### Task to complete
Report the count of lines below that include "ylabel", without any other text.

### Recorded information
>> start

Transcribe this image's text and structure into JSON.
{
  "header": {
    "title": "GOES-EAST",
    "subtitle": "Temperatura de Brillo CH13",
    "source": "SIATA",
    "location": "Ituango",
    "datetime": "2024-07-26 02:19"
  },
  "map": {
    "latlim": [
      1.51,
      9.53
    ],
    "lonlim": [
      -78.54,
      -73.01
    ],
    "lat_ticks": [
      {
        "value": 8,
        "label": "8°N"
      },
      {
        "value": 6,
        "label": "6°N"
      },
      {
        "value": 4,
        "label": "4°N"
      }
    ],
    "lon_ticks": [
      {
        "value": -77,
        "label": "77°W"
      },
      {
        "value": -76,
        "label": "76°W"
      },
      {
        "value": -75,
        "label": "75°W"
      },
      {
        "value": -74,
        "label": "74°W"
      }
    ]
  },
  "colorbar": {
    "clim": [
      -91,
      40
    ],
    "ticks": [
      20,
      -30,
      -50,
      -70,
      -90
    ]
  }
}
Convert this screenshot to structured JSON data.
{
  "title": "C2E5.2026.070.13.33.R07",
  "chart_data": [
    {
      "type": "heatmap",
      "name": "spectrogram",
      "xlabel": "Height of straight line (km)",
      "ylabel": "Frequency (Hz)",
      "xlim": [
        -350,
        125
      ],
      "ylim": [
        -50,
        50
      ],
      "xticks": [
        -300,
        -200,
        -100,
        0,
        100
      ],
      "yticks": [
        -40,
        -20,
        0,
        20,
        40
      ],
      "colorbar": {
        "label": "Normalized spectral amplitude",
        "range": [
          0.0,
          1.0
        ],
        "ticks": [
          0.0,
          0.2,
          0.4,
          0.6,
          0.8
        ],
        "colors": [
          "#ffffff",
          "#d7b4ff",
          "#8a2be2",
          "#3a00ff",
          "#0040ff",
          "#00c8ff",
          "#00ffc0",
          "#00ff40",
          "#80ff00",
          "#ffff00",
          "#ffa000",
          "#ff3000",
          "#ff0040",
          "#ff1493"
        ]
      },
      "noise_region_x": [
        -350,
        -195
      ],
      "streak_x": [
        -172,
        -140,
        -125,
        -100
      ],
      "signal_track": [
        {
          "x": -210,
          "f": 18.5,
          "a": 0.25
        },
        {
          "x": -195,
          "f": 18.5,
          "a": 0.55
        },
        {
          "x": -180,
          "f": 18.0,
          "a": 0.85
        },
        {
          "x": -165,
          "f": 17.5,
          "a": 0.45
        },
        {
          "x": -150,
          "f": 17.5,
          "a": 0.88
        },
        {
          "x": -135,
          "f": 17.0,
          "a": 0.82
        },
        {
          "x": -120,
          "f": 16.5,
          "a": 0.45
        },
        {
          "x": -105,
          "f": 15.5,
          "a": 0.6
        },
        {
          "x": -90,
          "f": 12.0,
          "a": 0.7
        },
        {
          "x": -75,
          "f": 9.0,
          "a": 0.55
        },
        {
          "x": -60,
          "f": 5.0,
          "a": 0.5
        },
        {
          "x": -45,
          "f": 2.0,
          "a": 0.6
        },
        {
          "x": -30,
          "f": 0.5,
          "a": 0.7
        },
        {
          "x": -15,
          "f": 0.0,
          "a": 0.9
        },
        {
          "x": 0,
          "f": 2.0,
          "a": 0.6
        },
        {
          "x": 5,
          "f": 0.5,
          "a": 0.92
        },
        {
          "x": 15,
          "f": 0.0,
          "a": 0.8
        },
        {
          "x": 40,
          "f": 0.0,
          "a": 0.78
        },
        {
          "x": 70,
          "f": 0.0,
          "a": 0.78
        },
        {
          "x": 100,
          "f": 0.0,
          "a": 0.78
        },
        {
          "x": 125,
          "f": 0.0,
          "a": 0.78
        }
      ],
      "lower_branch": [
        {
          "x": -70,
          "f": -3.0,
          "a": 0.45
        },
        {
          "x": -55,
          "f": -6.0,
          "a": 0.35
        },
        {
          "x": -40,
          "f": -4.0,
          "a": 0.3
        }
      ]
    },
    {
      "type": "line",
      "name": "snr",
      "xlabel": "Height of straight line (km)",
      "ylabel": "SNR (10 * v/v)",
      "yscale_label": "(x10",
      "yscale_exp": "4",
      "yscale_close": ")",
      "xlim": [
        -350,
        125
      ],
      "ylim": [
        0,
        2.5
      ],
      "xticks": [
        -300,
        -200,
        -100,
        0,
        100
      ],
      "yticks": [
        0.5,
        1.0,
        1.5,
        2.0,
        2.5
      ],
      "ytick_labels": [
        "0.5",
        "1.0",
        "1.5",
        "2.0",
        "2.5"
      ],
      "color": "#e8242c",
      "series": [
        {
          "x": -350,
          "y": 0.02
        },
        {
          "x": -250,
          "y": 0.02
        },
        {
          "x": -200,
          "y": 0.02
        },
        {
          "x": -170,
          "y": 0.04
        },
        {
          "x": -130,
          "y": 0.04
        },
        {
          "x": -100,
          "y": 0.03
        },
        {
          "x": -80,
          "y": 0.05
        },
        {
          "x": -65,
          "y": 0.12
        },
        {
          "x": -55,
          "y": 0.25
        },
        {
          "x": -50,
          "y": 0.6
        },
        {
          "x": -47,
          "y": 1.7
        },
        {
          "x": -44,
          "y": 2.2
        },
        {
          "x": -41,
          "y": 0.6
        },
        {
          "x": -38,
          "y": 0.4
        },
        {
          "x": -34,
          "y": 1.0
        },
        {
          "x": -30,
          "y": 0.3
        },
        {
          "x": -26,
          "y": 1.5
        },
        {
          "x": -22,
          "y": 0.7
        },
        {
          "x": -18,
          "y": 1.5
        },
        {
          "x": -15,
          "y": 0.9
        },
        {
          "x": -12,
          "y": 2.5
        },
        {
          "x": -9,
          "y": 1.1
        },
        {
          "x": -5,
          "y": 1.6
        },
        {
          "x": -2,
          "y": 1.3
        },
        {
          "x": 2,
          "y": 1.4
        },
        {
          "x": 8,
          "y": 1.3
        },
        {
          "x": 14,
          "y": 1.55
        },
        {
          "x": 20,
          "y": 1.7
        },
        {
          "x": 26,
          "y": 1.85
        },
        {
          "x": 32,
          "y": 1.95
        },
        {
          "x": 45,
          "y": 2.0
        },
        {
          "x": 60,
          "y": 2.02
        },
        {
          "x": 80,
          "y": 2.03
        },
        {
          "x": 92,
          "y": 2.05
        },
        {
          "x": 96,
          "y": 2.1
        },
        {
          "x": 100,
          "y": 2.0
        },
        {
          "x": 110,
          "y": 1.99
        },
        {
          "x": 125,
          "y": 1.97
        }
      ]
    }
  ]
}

>> end

### Result for this exercise
2